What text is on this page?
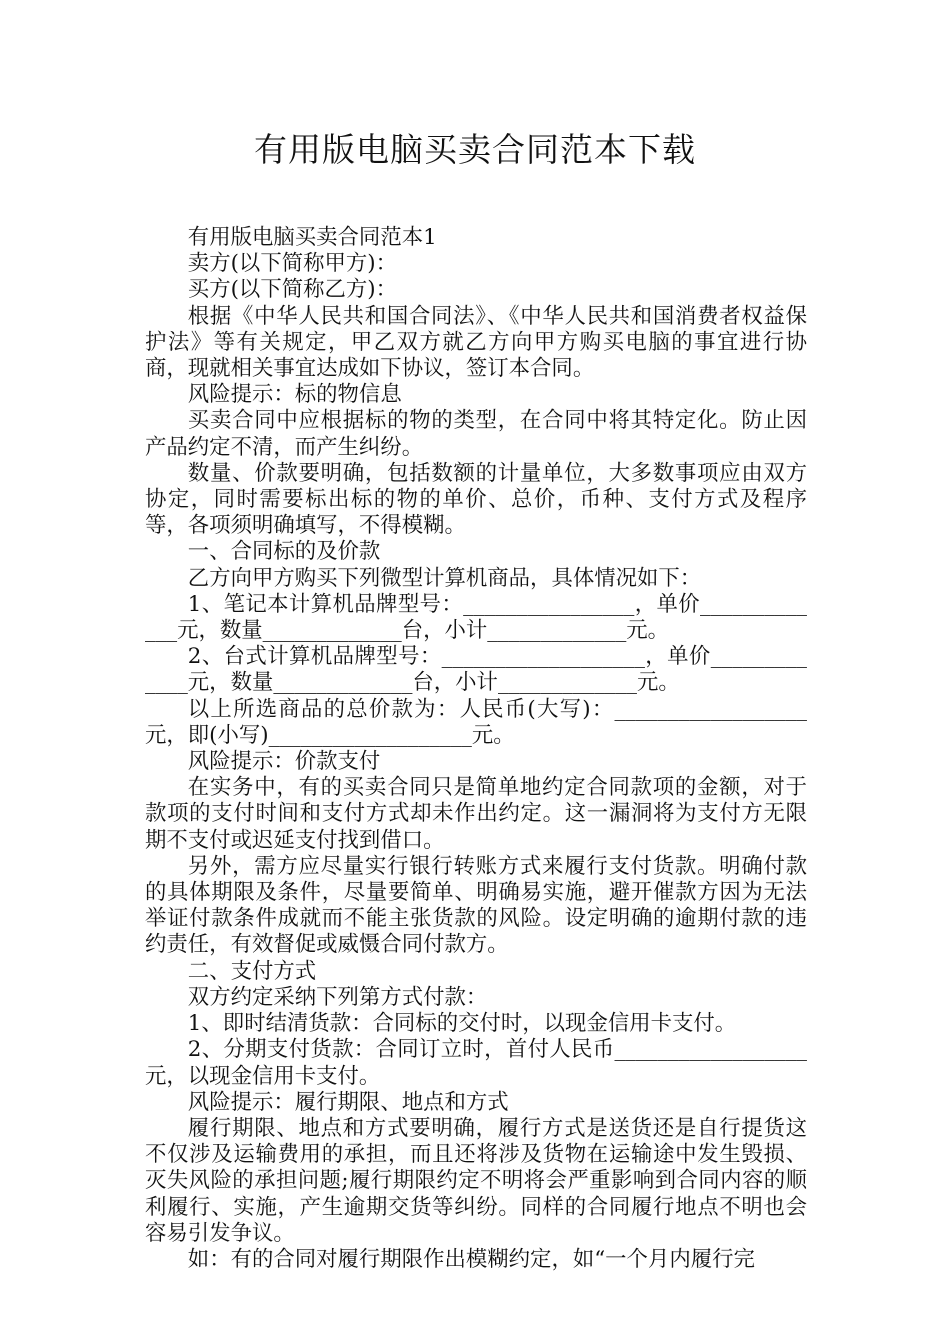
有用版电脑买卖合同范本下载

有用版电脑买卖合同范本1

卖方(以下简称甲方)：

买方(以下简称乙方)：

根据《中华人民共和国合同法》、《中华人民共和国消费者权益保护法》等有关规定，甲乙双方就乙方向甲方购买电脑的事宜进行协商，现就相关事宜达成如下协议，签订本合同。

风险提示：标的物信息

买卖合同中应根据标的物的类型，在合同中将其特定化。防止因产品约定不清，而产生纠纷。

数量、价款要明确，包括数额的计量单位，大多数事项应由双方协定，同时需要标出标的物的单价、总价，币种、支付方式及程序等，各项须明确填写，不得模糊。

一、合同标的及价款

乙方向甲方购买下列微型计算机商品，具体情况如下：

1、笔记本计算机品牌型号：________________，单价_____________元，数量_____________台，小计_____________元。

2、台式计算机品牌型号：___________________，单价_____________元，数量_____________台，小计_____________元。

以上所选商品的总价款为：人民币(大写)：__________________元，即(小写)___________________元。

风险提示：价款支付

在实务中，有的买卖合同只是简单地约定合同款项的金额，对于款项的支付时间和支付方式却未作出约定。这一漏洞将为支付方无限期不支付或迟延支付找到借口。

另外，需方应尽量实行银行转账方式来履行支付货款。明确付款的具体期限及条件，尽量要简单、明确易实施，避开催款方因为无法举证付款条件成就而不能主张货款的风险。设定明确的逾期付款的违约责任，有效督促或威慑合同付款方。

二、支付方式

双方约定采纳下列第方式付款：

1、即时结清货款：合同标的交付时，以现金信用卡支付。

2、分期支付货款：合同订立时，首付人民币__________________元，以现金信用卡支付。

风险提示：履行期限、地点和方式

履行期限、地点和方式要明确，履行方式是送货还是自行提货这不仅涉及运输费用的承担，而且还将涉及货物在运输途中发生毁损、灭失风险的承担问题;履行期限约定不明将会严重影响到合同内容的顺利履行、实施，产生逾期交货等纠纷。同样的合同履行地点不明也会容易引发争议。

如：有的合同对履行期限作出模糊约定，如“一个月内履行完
---
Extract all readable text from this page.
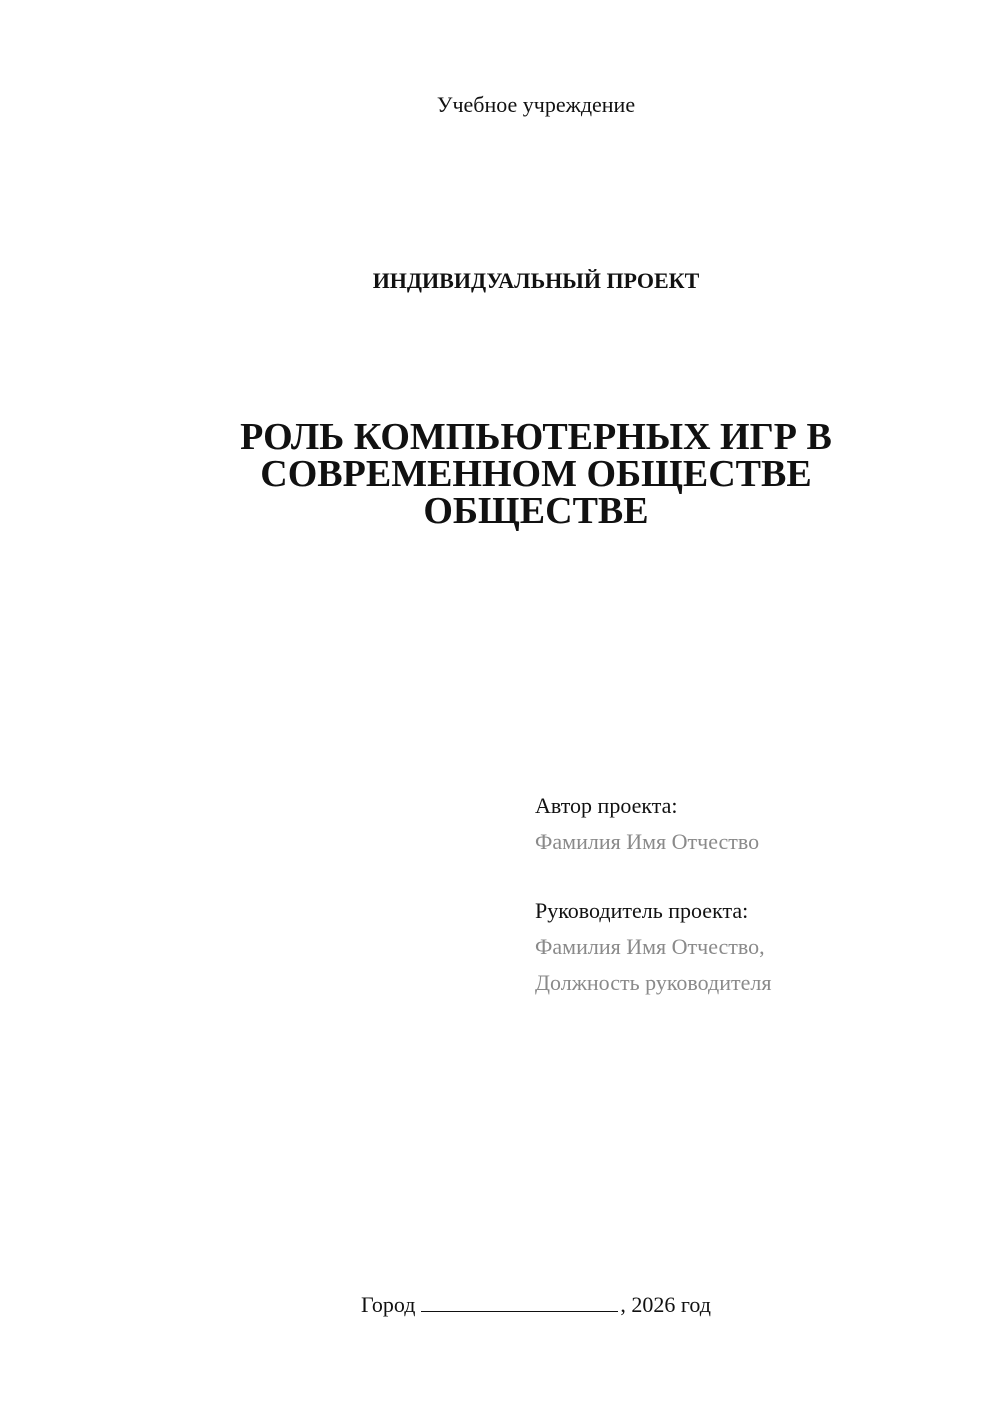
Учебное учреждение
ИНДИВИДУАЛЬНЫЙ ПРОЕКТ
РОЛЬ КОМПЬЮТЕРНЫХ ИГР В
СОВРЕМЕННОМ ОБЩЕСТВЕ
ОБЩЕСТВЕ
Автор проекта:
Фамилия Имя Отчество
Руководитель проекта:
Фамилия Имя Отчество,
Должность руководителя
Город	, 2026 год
...
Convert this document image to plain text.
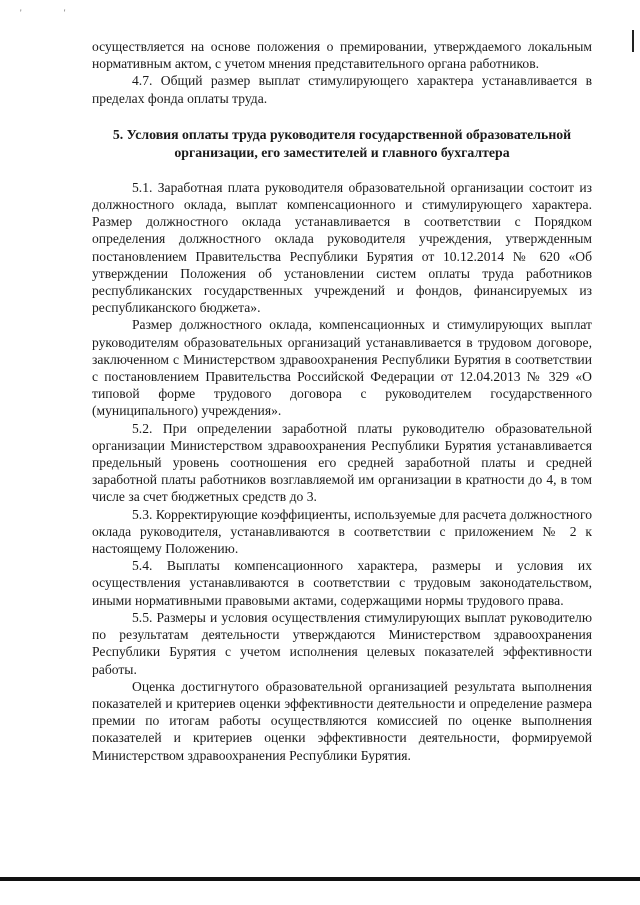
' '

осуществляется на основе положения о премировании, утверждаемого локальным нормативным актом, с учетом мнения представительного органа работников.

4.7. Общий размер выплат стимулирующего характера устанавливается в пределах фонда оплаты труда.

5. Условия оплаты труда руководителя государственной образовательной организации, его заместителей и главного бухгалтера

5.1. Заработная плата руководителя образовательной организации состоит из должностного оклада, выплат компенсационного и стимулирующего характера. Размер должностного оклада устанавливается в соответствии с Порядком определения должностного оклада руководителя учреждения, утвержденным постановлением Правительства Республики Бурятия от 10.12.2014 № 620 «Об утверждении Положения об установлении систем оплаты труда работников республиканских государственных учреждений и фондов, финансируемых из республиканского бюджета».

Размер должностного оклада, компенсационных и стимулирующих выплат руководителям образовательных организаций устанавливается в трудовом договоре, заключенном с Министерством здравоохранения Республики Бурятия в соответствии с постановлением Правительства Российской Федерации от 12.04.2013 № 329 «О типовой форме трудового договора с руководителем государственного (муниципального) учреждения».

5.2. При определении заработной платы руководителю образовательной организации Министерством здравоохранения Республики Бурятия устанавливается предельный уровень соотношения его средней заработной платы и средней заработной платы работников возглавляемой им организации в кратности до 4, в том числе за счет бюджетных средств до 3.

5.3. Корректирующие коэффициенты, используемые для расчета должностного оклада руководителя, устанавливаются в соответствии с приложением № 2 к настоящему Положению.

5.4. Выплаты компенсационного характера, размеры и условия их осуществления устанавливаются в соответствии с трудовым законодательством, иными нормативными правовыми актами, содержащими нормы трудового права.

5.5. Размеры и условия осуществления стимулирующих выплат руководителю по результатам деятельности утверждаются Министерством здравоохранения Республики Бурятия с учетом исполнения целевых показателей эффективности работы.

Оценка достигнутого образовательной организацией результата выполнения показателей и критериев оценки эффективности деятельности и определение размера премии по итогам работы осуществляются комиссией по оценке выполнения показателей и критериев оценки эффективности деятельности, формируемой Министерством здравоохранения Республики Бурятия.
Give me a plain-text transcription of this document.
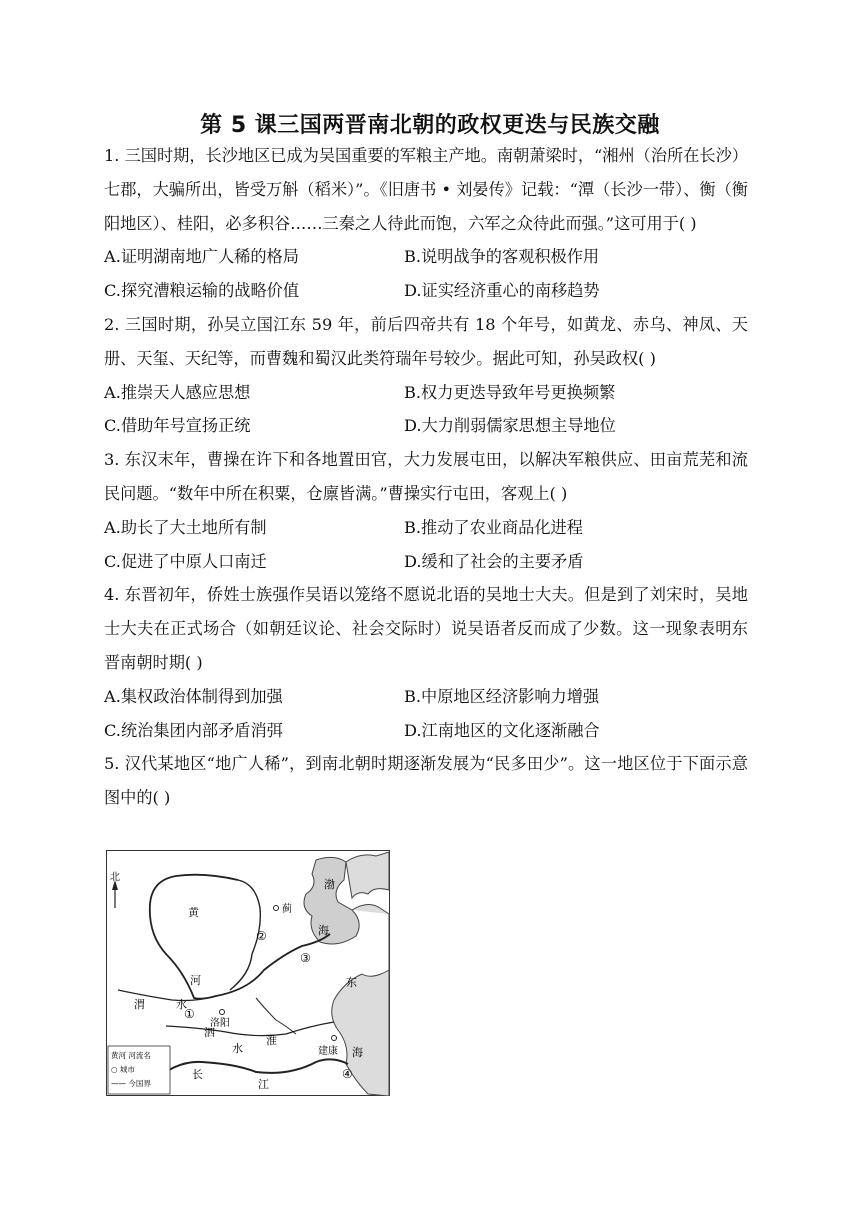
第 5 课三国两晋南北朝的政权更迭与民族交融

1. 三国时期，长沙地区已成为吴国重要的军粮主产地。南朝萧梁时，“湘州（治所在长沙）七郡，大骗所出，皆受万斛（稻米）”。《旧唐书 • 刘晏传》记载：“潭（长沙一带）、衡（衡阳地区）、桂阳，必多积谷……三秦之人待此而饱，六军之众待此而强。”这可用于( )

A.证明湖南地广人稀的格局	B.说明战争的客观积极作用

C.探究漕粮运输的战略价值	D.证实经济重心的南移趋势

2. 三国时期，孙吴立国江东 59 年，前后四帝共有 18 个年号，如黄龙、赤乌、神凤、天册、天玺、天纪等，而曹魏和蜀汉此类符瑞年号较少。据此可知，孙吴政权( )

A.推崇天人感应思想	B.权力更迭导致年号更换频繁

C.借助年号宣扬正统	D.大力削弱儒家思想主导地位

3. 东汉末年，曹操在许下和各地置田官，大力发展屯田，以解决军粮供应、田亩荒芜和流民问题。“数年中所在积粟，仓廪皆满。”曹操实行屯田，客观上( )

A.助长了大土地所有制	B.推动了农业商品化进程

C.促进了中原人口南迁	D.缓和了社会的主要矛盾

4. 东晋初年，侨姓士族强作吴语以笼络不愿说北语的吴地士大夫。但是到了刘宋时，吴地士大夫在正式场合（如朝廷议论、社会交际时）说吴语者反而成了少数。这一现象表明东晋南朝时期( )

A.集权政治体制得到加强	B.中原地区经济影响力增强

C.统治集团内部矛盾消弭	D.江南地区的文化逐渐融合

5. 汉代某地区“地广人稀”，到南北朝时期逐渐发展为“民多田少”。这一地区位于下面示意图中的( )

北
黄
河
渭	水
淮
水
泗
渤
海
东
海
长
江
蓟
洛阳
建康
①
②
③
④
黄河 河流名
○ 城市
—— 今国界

● **Exercise requirements**: Gather all the lines that include the word "стимулирующих" and copy them out.

● **Complete output**:
Размер должностного оклада, компенсационных и стимулирующих выплат руководителям образовательных организаций устанавливается в трудовом договоре, заключенном с Министерством здравоохранения Республики Бурятия в соответствии с постановлением Правительства Российской Федерации от 12.04.2013 № 329 «О типовой форме трудового договора с руководителем государственного (муниципального) учреждения».
5.5. Размеры и условия осуществления стимулирующих выплат руководителю по результатам деятельности утверждаются Министерством здравоохранения Республики Бурятия с учетом исполнения целевых показателей эффективности работы.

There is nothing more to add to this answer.